What the task requires
Write out the data again exactly, skipping every picture.

Excerpted data
★ ★ ★

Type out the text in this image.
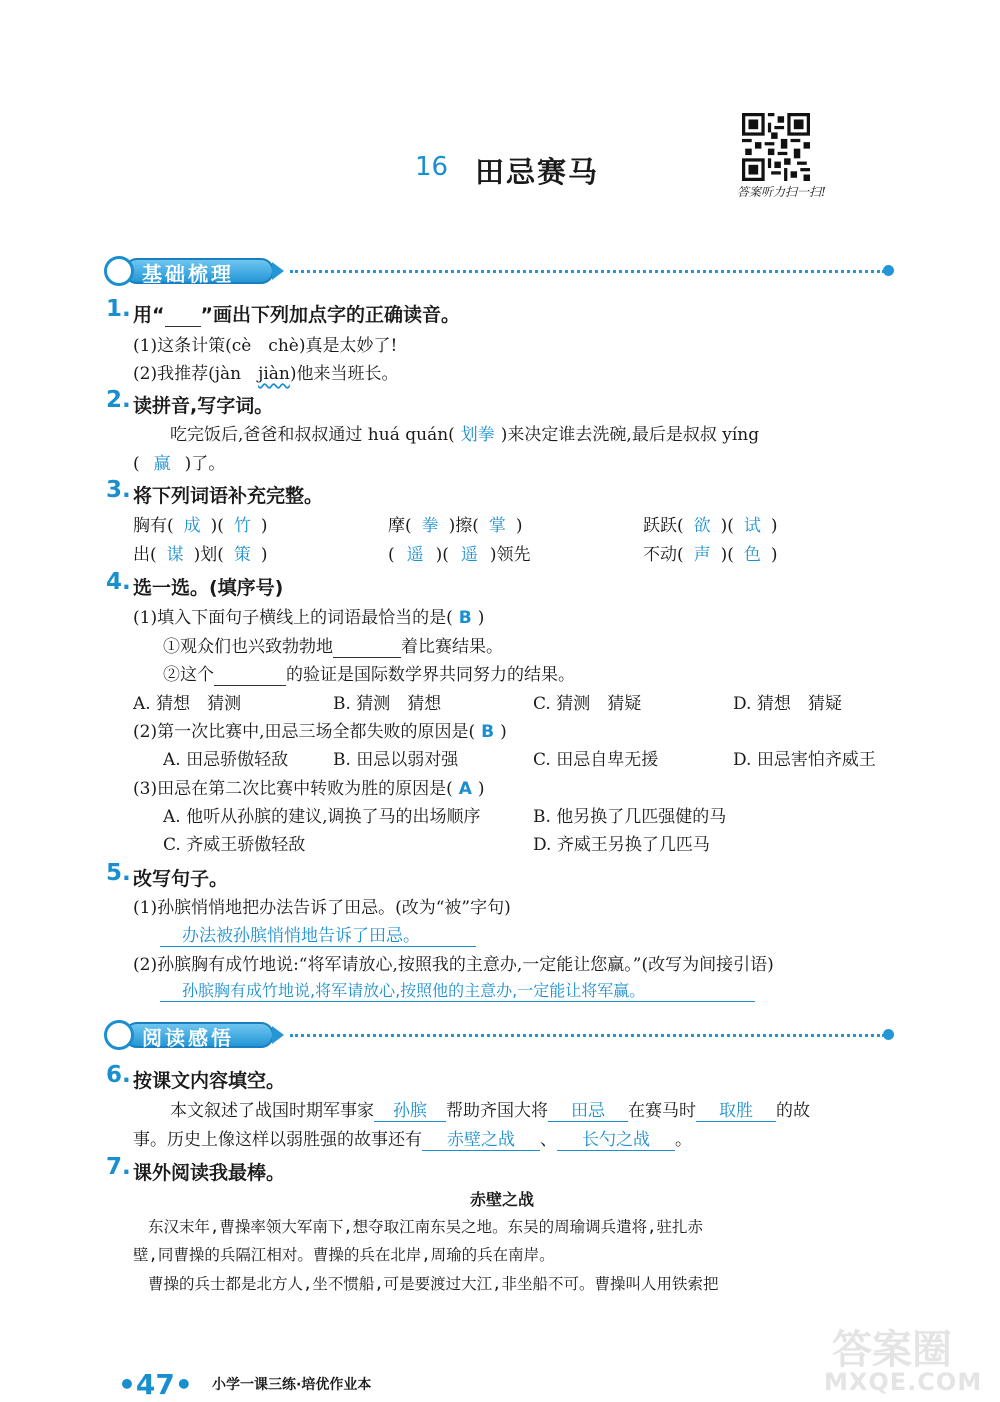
16 田忌赛马
答案听力扫一扫!
基础梳理
1. 用“ ”画出下列加点字的正确读音。
(1)这条计策(cè　chè)真是太妙了!
(2)我推荐(jàn　jiàn)他来当班长。
2. 读拼音,写字词。
吃完饭后,爸爸和叔叔通过 huá quán( 划拳 )来决定谁去洗碗,最后是叔叔 yíng
( 赢 )了。
3. 将下列词语补充完整。
胸有( 成 )( 竹 )	摩( 拳 )擦( 掌 )	跃跃( 欲 )( 试 )
出( 谋 )划( 策 )	( 遥 )( 遥 )领先	不动( 声 )( 色 )
4. 选一选。(填序号)
(1)填入下面句子横线上的词语最恰当的是( B )
①观众们也兴致勃勃地	着比赛结果。
②这个	的验证是国际数学界共同努力的结果。
A. 猜想　猜测	B. 猜测　猜想	C. 猜测　猜疑	D. 猜想　猜疑
(2)第一次比赛中,田忌三场全都失败的原因是( B )
A. 田忌骄傲轻敌	B. 田忌以弱对强	C. 田忌自卑无援	D. 田忌害怕齐威王
(3)田忌在第二次比赛中转败为胜的原因是( A )
A. 他听从孙膑的建议,调换了马的出场顺序	B. 他另换了几匹强健的马
C. 齐威王骄傲轻敌	D. 齐威王另换了几匹马
5. 改写句子。
(1)孙膑悄悄地把办法告诉了田忌。(改为“被”字句)
办法被孙膑悄悄地告诉了田忌。
(2)孙膑胸有成竹地说:“将军请放心,按照我的主意办,一定能让您赢。”(改写为间接引语)
孙膑胸有成竹地说,将军请放心,按照他的主意办,一定能让将军赢。
阅读感悟
6. 按课文内容填空。
本文叙述了战国时期军事家 孙膑 帮助齐国大将 田忌 在赛马时 取胜 的故
事。历史上像这样以弱胜强的故事还有 赤壁之战 、 长勺之战 。
7. 课外阅读我最棒。
赤壁之战
东汉末年,曹操率领大军南下,想夺取江南东吴之地。东吴的周瑜调兵遣将,驻扎赤
壁,同曹操的兵隔江相对。曹操的兵在北岸,周瑜的兵在南岸。
曹操的兵士都是北方人,坐不惯船,可是要渡过大江,非坐船不可。曹操叫人用铁索把
•47• 小学一课三练·培优作业本
答案圈
MXQE.COM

★ ★ ★

Full output
Type out the text in this image.
16 田忌赛马
答案听力扫一扫!
基础梳理
1. 用“ ”画出下列加点字的正确读音。
(1)这条计策(cè　chè)真是太妙了!
(2)我推荐(jàn　jiàn)他来当班长。
2. 读拼音,写字词。
吃完饭后,爸爸和叔叔通过 huá quán( 划拳 )来决定谁去洗碗,最后是叔叔 yíng
( 赢 )了。
3. 将下列词语补充完整。
胸有( 成 )( 竹 )	摩( 拳 )擦( 掌 )	跃跃( 欲 )( 试 )
出( 谋 )划( 策 )	( 遥 )( 遥 )领先	不动( 声 )( 色 )
4. 选一选。(填序号)
(1)填入下面句子横线上的词语最恰当的是( B )
①观众们也兴致勃勃地	着比赛结果。
②这个	的验证是国际数学界共同努力的结果。
A. 猜想　猜测	B. 猜测　猜想	C. 猜测　猜疑	D. 猜想　猜疑
(2)第一次比赛中,田忌三场全都失败的原因是( B )
A. 田忌骄傲轻敌	B. 田忌以弱对强	C. 田忌自卑无援	D. 田忌害怕齐威王
(3)田忌在第二次比赛中转败为胜的原因是( A )
A. 他听从孙膑的建议,调换了马的出场顺序	B. 他另换了几匹强健的马
C. 齐威王骄傲轻敌	D. 齐威王另换了几匹马
5. 改写句子。
(1)孙膑悄悄地把办法告诉了田忌。(改为“被”字句)
办法被孙膑悄悄地告诉了田忌。
(2)孙膑胸有成竹地说:“将军请放心,按照我的主意办,一定能让您赢。”(改写为间接引语)
孙膑胸有成竹地说,将军请放心,按照他的主意办,一定能让将军赢。
阅读感悟
6. 按课文内容填空。
本文叙述了战国时期军事家 孙膑 帮助齐国大将 田忌 在赛马时 取胜 的故
事。历史上像这样以弱胜强的故事还有 赤壁之战 、 长勺之战 。
7. 课外阅读我最棒。
赤壁之战
东汉末年,曹操率领大军南下,想夺取江南东吴之地。东吴的周瑜调兵遣将,驻扎赤
壁,同曹操的兵隔江相对。曹操的兵在北岸,周瑜的兵在南岸。
曹操的兵士都是北方人,坐不惯船,可是要渡过大江,非坐船不可。曹操叫人用铁索把
•47• 小学一课三练·培优作业本
答案圈
MXQE.COM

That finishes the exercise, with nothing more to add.